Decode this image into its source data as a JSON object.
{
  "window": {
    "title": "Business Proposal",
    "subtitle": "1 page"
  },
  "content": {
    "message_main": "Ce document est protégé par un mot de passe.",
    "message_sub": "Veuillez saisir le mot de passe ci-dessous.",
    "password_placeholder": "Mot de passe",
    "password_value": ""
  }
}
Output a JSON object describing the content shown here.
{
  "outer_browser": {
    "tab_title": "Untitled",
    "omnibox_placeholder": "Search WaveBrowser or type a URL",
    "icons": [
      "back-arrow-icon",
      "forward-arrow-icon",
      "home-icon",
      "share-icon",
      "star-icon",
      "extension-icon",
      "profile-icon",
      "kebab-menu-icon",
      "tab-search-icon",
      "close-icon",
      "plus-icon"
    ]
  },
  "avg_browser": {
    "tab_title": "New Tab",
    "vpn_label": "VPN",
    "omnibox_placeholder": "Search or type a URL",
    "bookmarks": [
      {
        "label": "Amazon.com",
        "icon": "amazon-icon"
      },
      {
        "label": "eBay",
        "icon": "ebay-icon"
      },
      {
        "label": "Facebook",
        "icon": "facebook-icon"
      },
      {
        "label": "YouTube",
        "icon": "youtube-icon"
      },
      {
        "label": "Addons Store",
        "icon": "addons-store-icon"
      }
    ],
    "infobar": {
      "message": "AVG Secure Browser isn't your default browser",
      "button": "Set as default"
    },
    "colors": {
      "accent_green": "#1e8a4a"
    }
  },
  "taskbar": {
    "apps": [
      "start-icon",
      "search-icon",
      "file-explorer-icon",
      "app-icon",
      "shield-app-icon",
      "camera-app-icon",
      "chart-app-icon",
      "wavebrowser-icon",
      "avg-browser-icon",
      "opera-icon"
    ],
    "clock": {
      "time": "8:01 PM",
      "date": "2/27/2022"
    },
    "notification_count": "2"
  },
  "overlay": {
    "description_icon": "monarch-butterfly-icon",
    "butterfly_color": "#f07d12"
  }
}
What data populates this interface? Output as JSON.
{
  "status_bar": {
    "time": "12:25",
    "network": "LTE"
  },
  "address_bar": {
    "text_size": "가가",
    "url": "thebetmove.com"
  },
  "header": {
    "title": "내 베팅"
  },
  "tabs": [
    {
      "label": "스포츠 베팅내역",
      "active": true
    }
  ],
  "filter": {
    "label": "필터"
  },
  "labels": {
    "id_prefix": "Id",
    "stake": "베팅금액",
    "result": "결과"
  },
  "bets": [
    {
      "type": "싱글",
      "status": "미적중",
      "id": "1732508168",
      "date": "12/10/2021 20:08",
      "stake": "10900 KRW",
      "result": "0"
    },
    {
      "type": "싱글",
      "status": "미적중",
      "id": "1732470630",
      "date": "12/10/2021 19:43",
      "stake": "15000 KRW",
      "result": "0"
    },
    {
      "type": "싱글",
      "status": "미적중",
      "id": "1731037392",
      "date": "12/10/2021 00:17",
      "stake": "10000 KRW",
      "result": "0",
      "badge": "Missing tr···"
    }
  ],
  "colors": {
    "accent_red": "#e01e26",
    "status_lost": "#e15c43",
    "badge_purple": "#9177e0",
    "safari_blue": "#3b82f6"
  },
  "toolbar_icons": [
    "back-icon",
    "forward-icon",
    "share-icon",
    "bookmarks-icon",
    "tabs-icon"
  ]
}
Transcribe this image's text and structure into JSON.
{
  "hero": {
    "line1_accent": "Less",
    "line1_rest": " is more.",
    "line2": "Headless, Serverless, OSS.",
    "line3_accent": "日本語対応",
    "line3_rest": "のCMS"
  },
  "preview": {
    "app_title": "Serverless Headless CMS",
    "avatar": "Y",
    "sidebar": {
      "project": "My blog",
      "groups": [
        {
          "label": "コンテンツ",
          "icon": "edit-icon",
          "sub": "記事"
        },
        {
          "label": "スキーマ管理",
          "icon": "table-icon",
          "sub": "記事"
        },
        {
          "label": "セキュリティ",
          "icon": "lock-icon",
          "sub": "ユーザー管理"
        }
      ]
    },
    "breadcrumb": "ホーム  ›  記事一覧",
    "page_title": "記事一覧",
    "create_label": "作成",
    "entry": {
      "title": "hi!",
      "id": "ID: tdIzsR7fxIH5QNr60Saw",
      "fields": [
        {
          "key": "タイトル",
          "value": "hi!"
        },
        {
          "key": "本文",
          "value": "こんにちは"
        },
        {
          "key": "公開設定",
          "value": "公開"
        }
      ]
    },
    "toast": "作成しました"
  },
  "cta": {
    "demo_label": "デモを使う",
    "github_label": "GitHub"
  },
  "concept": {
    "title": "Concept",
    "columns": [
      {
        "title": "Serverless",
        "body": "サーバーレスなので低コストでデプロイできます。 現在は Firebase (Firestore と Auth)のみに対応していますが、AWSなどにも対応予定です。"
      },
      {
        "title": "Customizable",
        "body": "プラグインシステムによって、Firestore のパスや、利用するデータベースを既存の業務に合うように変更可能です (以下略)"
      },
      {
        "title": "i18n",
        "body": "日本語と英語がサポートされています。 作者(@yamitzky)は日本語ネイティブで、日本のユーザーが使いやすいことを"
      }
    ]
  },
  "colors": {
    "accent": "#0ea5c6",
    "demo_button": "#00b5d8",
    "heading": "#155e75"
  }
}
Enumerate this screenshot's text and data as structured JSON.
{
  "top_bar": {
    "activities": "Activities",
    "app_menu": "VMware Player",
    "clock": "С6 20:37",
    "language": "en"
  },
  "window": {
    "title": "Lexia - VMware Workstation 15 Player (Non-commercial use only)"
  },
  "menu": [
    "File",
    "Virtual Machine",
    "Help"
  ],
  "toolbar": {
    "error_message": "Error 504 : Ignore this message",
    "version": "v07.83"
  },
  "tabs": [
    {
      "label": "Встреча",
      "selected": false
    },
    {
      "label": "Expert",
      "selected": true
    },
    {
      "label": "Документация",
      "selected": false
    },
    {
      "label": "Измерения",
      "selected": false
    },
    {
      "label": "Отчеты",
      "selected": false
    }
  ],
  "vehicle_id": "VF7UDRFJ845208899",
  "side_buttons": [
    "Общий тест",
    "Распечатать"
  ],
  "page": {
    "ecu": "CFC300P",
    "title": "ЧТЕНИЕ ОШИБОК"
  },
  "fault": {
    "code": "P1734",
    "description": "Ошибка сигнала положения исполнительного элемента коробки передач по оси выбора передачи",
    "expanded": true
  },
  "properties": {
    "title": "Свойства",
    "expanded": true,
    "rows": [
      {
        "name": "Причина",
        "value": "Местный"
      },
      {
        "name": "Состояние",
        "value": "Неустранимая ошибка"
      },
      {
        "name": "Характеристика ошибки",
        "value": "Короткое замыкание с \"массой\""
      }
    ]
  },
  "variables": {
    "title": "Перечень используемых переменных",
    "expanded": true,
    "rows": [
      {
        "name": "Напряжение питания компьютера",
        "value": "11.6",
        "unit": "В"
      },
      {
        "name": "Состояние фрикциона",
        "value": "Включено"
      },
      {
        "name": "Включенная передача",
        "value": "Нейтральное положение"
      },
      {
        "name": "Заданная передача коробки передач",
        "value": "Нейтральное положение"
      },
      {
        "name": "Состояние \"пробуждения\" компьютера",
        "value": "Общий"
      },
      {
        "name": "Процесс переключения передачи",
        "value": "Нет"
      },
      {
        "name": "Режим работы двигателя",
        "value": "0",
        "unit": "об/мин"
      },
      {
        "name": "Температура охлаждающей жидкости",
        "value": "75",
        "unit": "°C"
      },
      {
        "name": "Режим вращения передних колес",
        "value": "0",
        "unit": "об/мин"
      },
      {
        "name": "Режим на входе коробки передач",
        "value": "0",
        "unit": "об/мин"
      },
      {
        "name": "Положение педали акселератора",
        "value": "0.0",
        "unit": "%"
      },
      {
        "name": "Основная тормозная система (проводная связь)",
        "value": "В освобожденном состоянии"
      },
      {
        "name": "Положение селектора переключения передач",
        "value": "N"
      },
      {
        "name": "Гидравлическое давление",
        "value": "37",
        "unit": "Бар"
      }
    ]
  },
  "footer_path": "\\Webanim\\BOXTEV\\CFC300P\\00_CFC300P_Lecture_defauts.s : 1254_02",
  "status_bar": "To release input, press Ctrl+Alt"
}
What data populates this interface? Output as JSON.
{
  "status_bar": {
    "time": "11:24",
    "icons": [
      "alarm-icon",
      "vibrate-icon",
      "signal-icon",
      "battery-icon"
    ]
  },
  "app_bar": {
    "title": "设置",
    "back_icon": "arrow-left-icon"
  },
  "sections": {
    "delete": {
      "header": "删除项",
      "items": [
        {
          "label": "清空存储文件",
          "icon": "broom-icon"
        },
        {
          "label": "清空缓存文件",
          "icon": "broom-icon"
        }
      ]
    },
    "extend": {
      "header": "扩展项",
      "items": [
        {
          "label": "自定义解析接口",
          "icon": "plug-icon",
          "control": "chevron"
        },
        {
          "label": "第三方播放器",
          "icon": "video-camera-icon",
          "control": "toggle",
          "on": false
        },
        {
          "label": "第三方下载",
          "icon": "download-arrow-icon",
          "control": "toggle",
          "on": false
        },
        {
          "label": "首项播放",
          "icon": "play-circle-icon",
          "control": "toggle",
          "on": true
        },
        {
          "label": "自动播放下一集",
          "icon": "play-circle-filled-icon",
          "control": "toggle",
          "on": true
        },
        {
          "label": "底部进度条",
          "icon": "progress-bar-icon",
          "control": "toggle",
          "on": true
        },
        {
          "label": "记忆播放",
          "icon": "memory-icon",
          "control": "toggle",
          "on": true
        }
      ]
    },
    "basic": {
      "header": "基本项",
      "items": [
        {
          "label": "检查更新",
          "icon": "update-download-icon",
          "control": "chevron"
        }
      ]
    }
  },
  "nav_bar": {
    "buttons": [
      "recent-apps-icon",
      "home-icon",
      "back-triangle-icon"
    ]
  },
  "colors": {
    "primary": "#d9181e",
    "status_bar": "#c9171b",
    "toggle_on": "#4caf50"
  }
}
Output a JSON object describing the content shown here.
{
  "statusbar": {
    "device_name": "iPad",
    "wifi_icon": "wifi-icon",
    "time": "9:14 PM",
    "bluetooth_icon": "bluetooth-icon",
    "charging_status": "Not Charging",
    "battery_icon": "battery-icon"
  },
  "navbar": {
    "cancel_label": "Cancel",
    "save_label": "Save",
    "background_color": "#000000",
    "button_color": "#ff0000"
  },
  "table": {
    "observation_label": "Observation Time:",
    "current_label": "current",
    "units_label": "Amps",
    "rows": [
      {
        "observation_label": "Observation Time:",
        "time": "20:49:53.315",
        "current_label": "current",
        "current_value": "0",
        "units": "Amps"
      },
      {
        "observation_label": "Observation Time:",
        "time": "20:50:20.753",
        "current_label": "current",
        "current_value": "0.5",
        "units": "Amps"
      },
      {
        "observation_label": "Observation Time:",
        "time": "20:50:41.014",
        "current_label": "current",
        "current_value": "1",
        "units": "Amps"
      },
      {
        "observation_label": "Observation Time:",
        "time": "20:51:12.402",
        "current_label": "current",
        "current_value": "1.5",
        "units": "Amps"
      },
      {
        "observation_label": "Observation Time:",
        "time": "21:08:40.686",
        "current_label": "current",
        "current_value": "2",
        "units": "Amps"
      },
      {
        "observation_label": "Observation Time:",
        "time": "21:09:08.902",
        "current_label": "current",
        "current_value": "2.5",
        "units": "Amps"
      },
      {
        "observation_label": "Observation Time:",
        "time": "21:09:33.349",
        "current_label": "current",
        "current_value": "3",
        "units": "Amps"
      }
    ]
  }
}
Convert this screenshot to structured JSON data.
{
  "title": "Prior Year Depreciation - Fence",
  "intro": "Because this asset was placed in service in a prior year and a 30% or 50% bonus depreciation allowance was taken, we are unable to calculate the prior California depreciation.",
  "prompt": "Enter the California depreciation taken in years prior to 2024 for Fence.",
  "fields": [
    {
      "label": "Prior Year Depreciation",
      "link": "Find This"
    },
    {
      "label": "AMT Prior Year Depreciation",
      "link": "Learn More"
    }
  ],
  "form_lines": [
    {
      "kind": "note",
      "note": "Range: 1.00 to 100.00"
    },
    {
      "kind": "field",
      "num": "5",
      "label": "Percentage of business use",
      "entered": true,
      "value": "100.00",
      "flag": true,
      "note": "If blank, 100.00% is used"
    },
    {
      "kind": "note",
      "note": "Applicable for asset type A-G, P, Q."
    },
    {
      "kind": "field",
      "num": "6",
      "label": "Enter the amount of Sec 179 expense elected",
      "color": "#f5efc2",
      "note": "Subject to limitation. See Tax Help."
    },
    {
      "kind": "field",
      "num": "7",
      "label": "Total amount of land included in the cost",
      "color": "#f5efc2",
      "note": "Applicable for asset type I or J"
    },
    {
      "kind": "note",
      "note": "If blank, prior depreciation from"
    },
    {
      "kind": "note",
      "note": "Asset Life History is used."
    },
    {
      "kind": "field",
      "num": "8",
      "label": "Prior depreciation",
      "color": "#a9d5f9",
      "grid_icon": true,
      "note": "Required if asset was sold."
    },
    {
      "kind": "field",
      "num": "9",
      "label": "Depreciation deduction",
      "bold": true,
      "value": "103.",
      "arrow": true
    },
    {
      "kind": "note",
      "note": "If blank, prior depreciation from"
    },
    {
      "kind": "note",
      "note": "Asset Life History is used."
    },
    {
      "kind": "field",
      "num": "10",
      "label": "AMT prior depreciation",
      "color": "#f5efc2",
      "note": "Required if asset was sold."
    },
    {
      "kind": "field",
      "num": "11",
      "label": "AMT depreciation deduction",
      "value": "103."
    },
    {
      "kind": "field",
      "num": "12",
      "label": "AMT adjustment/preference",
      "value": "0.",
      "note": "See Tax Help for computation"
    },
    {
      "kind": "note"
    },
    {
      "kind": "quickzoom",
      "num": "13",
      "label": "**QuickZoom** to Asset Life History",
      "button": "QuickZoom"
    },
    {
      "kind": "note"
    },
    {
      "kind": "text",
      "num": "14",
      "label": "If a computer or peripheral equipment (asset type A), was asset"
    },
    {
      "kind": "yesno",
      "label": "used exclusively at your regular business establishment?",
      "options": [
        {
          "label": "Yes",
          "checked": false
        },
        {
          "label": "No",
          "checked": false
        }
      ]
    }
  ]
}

## CHALLENGE
Pick out and copy the lines of the material that include the word "Режим".

## FINAL RESULT
        "name": "Режим работы двигателя",
        "name": "Режим вращения передних колес",
        "name": "Режим на входе коробки передач",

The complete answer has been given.